▶ [JOB]: Reproduce all the entries precisely.

▶ [DATA SECTION]:
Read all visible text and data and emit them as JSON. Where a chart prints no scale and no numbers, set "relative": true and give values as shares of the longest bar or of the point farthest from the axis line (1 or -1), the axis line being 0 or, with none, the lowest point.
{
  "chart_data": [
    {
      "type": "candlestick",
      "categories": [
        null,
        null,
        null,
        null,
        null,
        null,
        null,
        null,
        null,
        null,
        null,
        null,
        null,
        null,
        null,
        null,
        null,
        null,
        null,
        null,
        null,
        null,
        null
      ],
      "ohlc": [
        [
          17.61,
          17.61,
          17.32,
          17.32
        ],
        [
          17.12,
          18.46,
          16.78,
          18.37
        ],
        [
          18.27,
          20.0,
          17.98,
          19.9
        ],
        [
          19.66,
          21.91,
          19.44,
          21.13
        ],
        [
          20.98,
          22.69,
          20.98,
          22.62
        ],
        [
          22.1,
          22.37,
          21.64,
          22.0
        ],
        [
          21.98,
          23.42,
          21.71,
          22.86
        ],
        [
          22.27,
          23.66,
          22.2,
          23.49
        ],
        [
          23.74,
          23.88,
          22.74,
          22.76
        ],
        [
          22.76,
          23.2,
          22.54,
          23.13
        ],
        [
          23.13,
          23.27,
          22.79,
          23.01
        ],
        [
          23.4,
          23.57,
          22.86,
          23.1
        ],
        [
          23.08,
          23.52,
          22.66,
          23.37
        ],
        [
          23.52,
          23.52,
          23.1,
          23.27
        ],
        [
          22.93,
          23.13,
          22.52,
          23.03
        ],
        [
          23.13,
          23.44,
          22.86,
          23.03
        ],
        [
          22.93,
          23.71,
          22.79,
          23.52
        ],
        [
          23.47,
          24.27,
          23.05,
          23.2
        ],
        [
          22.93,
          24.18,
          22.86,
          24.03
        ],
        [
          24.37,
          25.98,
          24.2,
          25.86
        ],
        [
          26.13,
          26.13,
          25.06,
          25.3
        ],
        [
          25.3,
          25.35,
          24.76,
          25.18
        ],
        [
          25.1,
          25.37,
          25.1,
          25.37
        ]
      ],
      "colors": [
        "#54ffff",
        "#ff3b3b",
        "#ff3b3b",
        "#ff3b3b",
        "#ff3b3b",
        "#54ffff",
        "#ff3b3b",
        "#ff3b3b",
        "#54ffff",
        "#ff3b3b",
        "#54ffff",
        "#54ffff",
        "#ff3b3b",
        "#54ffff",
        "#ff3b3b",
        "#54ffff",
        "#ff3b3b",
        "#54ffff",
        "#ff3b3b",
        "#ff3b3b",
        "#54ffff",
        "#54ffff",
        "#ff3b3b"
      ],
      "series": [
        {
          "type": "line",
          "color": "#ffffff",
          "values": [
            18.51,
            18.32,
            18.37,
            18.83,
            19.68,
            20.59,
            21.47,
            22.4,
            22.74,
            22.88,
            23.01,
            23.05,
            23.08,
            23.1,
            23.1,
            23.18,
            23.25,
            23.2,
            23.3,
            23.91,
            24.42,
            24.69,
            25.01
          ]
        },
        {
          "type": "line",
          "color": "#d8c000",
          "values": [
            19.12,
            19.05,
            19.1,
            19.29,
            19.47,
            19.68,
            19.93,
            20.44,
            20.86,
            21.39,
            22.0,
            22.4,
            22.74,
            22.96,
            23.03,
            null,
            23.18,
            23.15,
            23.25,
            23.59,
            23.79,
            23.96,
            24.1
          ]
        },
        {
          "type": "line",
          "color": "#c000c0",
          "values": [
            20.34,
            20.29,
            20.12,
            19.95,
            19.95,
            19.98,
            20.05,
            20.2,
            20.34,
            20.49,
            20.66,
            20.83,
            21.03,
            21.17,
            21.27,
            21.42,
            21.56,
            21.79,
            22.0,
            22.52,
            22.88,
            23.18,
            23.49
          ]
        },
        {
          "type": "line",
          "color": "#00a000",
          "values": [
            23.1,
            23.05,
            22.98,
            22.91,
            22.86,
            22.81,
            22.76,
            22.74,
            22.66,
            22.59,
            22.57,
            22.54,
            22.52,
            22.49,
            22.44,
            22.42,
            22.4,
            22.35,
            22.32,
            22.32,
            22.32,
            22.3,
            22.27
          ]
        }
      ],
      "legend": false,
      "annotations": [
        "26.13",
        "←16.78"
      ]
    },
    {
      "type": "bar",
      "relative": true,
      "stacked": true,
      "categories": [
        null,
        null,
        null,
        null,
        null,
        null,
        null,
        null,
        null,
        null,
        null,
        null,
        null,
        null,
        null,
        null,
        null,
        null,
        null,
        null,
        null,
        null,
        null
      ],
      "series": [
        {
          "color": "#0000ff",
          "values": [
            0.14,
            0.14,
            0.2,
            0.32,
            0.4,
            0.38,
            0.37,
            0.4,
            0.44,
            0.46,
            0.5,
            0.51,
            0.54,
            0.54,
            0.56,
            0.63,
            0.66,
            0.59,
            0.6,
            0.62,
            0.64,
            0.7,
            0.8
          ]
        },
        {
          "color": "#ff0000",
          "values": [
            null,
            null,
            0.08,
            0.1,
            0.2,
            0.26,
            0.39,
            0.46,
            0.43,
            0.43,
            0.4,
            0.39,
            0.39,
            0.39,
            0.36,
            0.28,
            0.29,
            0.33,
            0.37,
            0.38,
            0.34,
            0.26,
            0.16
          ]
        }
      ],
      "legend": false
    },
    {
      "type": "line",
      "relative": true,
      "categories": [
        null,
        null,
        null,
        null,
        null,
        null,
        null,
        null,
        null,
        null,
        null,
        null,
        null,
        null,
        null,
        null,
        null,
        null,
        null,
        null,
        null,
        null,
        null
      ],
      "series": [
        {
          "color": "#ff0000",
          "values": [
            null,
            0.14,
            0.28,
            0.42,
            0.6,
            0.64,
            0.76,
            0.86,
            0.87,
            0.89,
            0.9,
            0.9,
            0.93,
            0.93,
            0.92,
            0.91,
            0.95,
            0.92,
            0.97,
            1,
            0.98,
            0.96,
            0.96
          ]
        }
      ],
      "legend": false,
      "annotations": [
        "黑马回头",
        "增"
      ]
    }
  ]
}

▶ [THE COMPLETED TASK]:
Read all visible text and data and emit them as JSON. Where a chart prints no scale and no numbers, set "relative": true and give values as shares of the longest bar or of the point farthest from the axis line (1 or -1), the axis line being 0 or, with none, the lowest point.
{
  "chart_data": [
    {
      "type": "candlestick",
      "categories": [
        null,
        null,
        null,
        null,
        null,
        null,
        null,
        null,
        null,
        null,
        null,
        null,
        null,
        null,
        null,
        null,
        null,
        null,
        null,
        null,
        null,
        null,
        null
      ],
      "ohlc": [
        [
          17.61,
          17.61,
          17.32,
          17.32
        ],
        [
          17.12,
          18.46,
          16.78,
          18.37
        ],
        [
          18.27,
          20.0,
          17.98,
          19.9
        ],
        [
          19.66,
          21.91,
          19.44,
          21.13
        ],
        [
          20.98,
          22.69,
          20.98,
          22.62
        ],
        [
          22.1,
          22.37,
          21.64,
          22.0
        ],
        [
          21.98,
          23.42,
          21.71,
          22.86
        ],
        [
          22.27,
          23.66,
          22.2,
          23.49
        ],
        [
          23.74,
          23.88,
          22.74,
          22.76
        ],
        [
          22.76,
          23.2,
          22.54,
          23.13
        ],
        [
          23.13,
          23.27,
          22.79,
          23.01
        ],
        [
          23.4,
          23.57,
          22.86,
          23.1
        ],
        [
          23.08,
          23.52,
          22.66,
          23.37
        ],
        [
          23.52,
          23.52,
          23.1,
          23.27
        ],
        [
          22.93,
          23.13,
          22.52,
          23.03
        ],
        [
          23.13,
          23.44,
          22.86,
          23.03
        ],
        [
          22.93,
          23.71,
          22.79,
          23.52
        ],
        [
          23.47,
          24.27,
          23.05,
          23.2
        ],
        [
          22.93,
          24.18,
          22.86,
          24.03
        ],
        [
          24.37,
          25.98,
          24.2,
          25.86
        ],
        [
          26.13,
          26.13,
          25.06,
          25.3
        ],
        [
          25.3,
          25.35,
          24.76,
          25.18
        ],
        [
          25.1,
          25.37,
          25.1,
          25.37
        ]
      ],
      "colors": [
        "#54ffff",
        "#ff3b3b",
        "#ff3b3b",
        "#ff3b3b",
        "#ff3b3b",
        "#54ffff",
        "#ff3b3b",
        "#ff3b3b",
        "#54ffff",
        "#ff3b3b",
        "#54ffff",
        "#54ffff",
        "#ff3b3b",
        "#54ffff",
        "#ff3b3b",
        "#54ffff",
        "#ff3b3b",
        "#54ffff",
        "#ff3b3b",
        "#ff3b3b",
        "#54ffff",
        "#54ffff",
        "#ff3b3b"
      ],
      "series": [
        {
          "type": "line",
          "color": "#ffffff",
          "values": [
            18.51,
            18.32,
            18.37,
            18.83,
            19.68,
            20.59,
            21.47,
            22.4,
            22.74,
            22.88,
            23.01,
            23.05,
            23.08,
            23.1,
            23.1,
            23.18,
            23.25,
            23.2,
            23.3,
            23.91,
            24.42,
            24.69,
            25.01
          ]
        },
        {
          "type": "line",
          "color": "#d8c000",
          "values": [
            19.12,
            19.05,
            19.1,
            19.29,
            19.47,
            19.68,
            19.93,
            20.44,
            20.86,
            21.39,
            22.0,
            22.4,
            22.74,
            22.96,
            23.03,
            null,
            23.18,
            23.15,
            23.25,
            23.59,
            23.79,
            23.96,
            24.1
          ]
        },
        {
          "type": "line",
          "color": "#c000c0",
          "values": [
            20.34,
            20.29,
            20.12,
            19.95,
            19.95,
            19.98,
            20.05,
            20.2,
            20.34,
            20.49,
            20.66,
            20.83,
            21.03,
            21.17,
            21.27,
            21.42,
            21.56,
            21.79,
            22.0,
            22.52,
            22.88,
            23.18,
            23.49
          ]
        },
        {
          "type": "line",
          "color": "#00a000",
          "values": [
            23.1,
            23.05,
            22.98,
            22.91,
            22.86,
            22.81,
            22.76,
            22.74,
            22.66,
            22.59,
            22.57,
            22.54,
            22.52,
            22.49,
            22.44,
            22.42,
            22.4,
            22.35,
            22.32,
            22.32,
            22.32,
            22.3,
            22.27
          ]
        }
      ],
      "legend": false,
      "annotations": [
        "26.13",
        "←16.78"
      ]
    },
    {
      "type": "bar",
      "relative": true,
      "stacked": true,
      "categories": [
        null,
        null,
        null,
        null,
        null,
        null,
        null,
        null,
        null,
        null,
        null,
        null,
        null,
        null,
        null,
        null,
        null,
        null,
        null,
        null,
        null,
        null,
        null
      ],
      "series": [
        {
          "color": "#0000ff",
          "values": [
            0.14,
            0.14,
            0.2,
            0.32,
            0.4,
            0.38,
            0.37,
            0.4,
            0.44,
            0.46,
            0.5,
            0.51,
            0.54,
            0.54,
            0.56,
            0.63,
            0.66,
            0.59,
            0.6,
            0.62,
            0.64,
            0.7,
            0.8
          ]
        },
        {
          "color": "#ff0000",
          "values": [
            null,
            null,
            0.08,
            0.1,
            0.2,
            0.26,
            0.39,
            0.46,
            0.43,
            0.43,
            0.4,
            0.39,
            0.39,
            0.39,
            0.36,
            0.28,
            0.29,
            0.33,
            0.37,
            0.38,
            0.34,
            0.26,
            0.16
          ]
        }
      ],
      "legend": false
    },
    {
      "type": "line",
      "relative": true,
      "categories": [
        null,
        null,
        null,
        null,
        null,
        null,
        null,
        null,
        null,
        null,
        null,
        null,
        null,
        null,
        null,
        null,
        null,
        null,
        null,
        null,
        null,
        null,
        null
      ],
      "series": [
        {
          "color": "#ff0000",
          "values": [
            null,
            0.14,
            0.28,
            0.42,
            0.6,
            0.64,
            0.76,
            0.86,
            0.87,
            0.89,
            0.9,
            0.9,
            0.93,
            0.93,
            0.92,
            0.91,
            0.95,
            0.92,
            0.97,
            1,
            0.98,
            0.96,
            0.96
          ]
        }
      ],
      "legend": false,
      "annotations": [
        "黑马回头",
        "增"
      ]
    }
  ]
}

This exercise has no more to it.